### Directions
Each line of the material must be repeated precisely, with the pictures left out.

### Entries provided
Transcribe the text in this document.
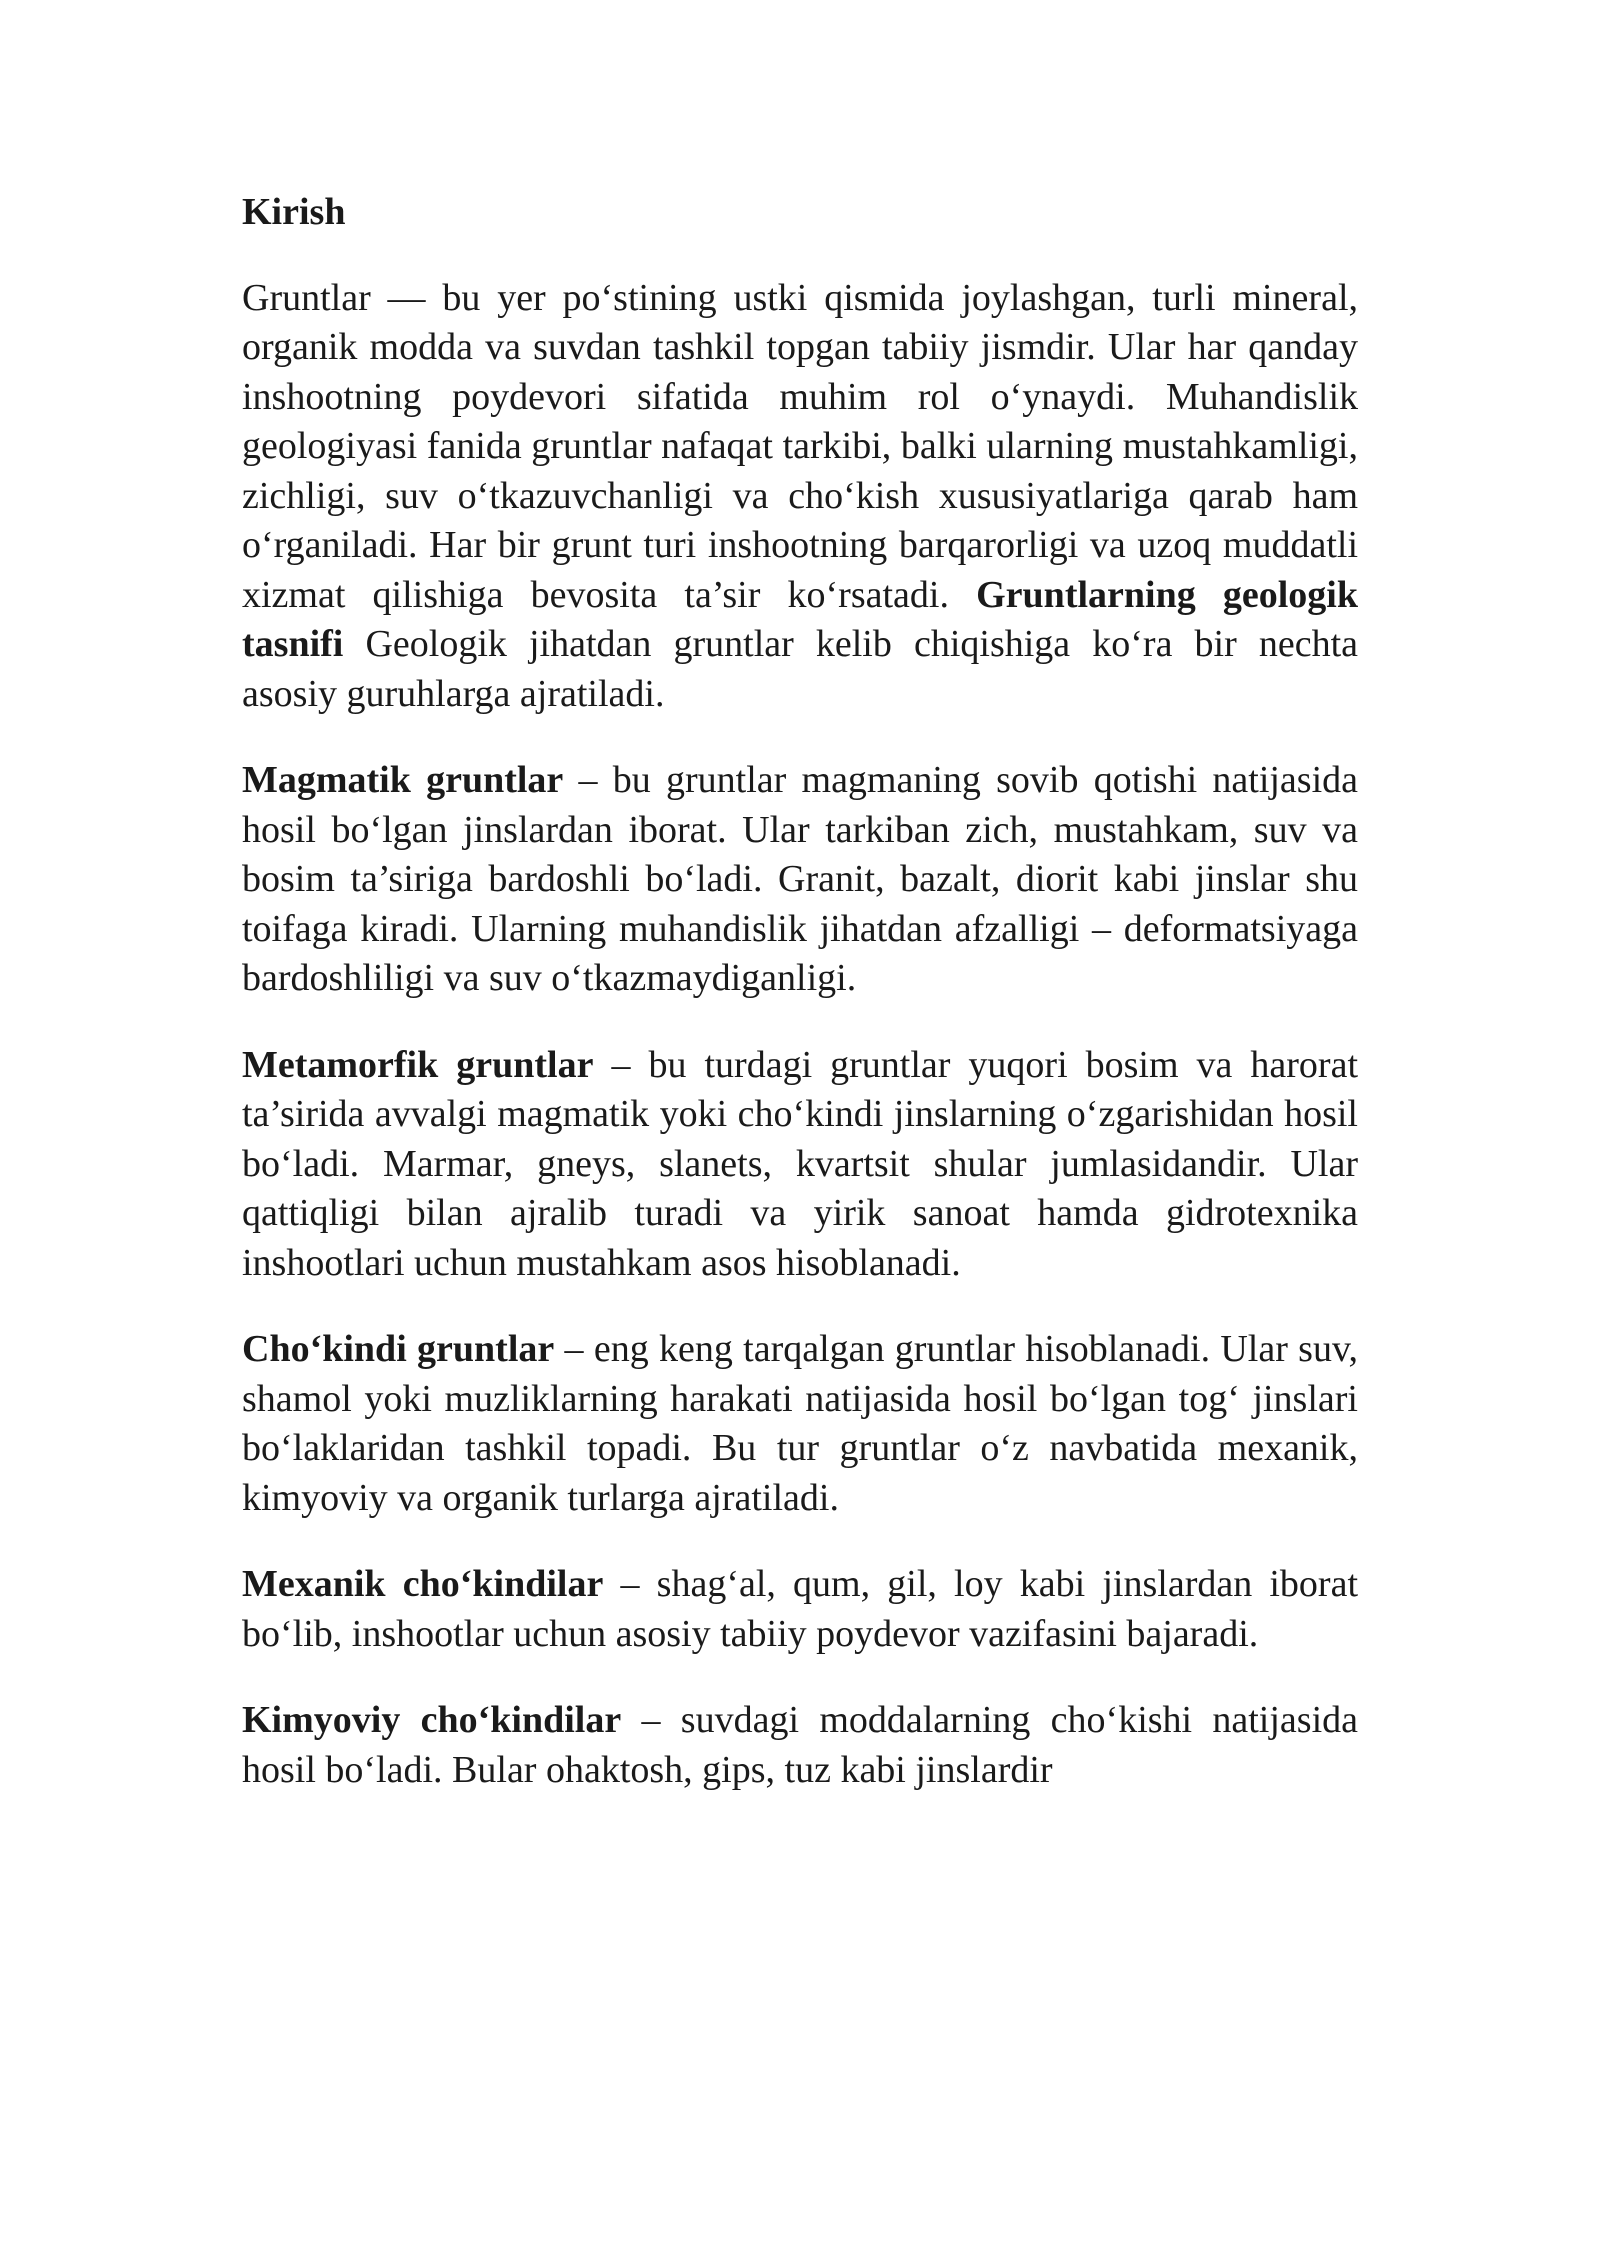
Kirish

Gruntlar — bu yer po‘stining ustki qismida joylashgan, turli mineral, organik modda va suvdan tashkil topgan tabiiy jismdir. Ular har qanday inshootning poydevori sifatida muhim rol o‘ynaydi. Muhandislik geologiyasi fanida gruntlar nafaqat tarkibi, balki ularning mustahkamligi, zichligi, suv o‘tkazuvchanligi va cho‘kish xususiyatlariga qarab ham o‘rganiladi. Har bir grunt turi inshootning barqarorligi va uzoq muddatli xizmat qilishiga bevosita ta’sir ko‘rsatadi. Gruntlarning geologik tasnifi Geologik jihatdan gruntlar kelib chiqishiga ko‘ra bir nechta asosiy guruhlarga ajratiladi.

Magmatik gruntlar – bu gruntlar magmaning sovib qotishi natijasida hosil bo‘lgan jinslardan iborat. Ular tarkiban zich, mustahkam, suv va bosim ta’siriga bardoshli bo‘ladi. Granit, bazalt, diorit kabi jinslar shu toifaga kiradi. Ularning muhandislik jihatdan afzalligi – deformatsiyaga bardoshliligi va suv o‘tkazmaydiganligi.

Metamorfik gruntlar – bu turdagi gruntlar yuqori bosim va harorat ta’sirida avvalgi magmatik yoki cho‘kindi jinslarning o‘zgarishidan hosil bo‘ladi. Marmar, gneys, slanets, kvartsit shular jumlasidandir. Ular qattiqligi bilan ajralib turadi va yirik sanoat hamda gidrotexnika inshootlari uchun mustahkam asos hisoblanadi.

Cho‘kindi gruntlar – eng keng tarqalgan gruntlar hisoblanadi. Ular suv, shamol yoki muzliklarning harakati natijasida hosil bo‘lgan tog‘ jinslari bo‘laklaridan tashkil topadi. Bu tur gruntlar o‘z navbatida mexanik, kimyoviy va organik turlarga ajratiladi.

Mexanik cho‘kindilar – shag‘al, qum, gil, loy kabi jinslardan iborat bo‘lib, inshootlar uchun asosiy tabiiy poydevor vazifasini bajaradi.

Kimyoviy cho‘kindilar – suvdagi moddalarning cho‘kishi natijasida hosil bo‘ladi. Bular ohaktosh, gips, tuz kabi jinslardir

### Output below
Transcribe the text in this document.
Kirish

Gruntlar — bu yer po‘stining ustki qismida joylashgan, turli mineral, organik modda va suvdan tashkil topgan tabiiy jismdir. Ular har qanday inshootning poydevori sifatida muhim rol o‘ynaydi. Muhandislik geologiyasi fanida gruntlar nafaqat tarkibi, balki ularning mustahkamligi, zichligi, suv o‘tkazuvchanligi va cho‘kish xususiyatlariga qarab ham o‘rganiladi. Har bir grunt turi inshootning barqarorligi va uzoq muddatli xizmat qilishiga bevosita ta’sir ko‘rsatadi. Gruntlarning geologik tasnifi Geologik jihatdan gruntlar kelib chiqishiga ko‘ra bir nechta asosiy guruhlarga ajratiladi.

Magmatik gruntlar – bu gruntlar magmaning sovib qotishi natijasida hosil bo‘lgan jinslardan iborat. Ular tarkiban zich, mustahkam, suv va bosim ta’siriga bardoshli bo‘ladi. Granit, bazalt, diorit kabi jinslar shu toifaga kiradi. Ularning muhandislik jihatdan afzalligi – deformatsiyaga bardoshliligi va suv o‘tkazmaydiganligi.

Metamorfik gruntlar – bu turdagi gruntlar yuqori bosim va harorat ta’sirida avvalgi magmatik yoki cho‘kindi jinslarning o‘zgarishidan hosil bo‘ladi. Marmar, gneys, slanets, kvartsit shular jumlasidandir. Ular qattiqligi bilan ajralib turadi va yirik sanoat hamda gidrotexnika inshootlari uchun mustahkam asos hisoblanadi.

Cho‘kindi gruntlar – eng keng tarqalgan gruntlar hisoblanadi. Ular suv, shamol yoki muzliklarning harakati natijasida hosil bo‘lgan tog‘ jinslari bo‘laklaridan tashkil topadi. Bu tur gruntlar o‘z navbatida mexanik, kimyoviy va organik turlarga ajratiladi.

Mexanik cho‘kindilar – shag‘al, qum, gil, loy kabi jinslardan iborat bo‘lib, inshootlar uchun asosiy tabiiy poydevor vazifasini bajaradi.

Kimyoviy cho‘kindilar – suvdagi moddalarning cho‘kishi natijasida hosil bo‘ladi. Bular ohaktosh, gips, tuz kabi jinslardir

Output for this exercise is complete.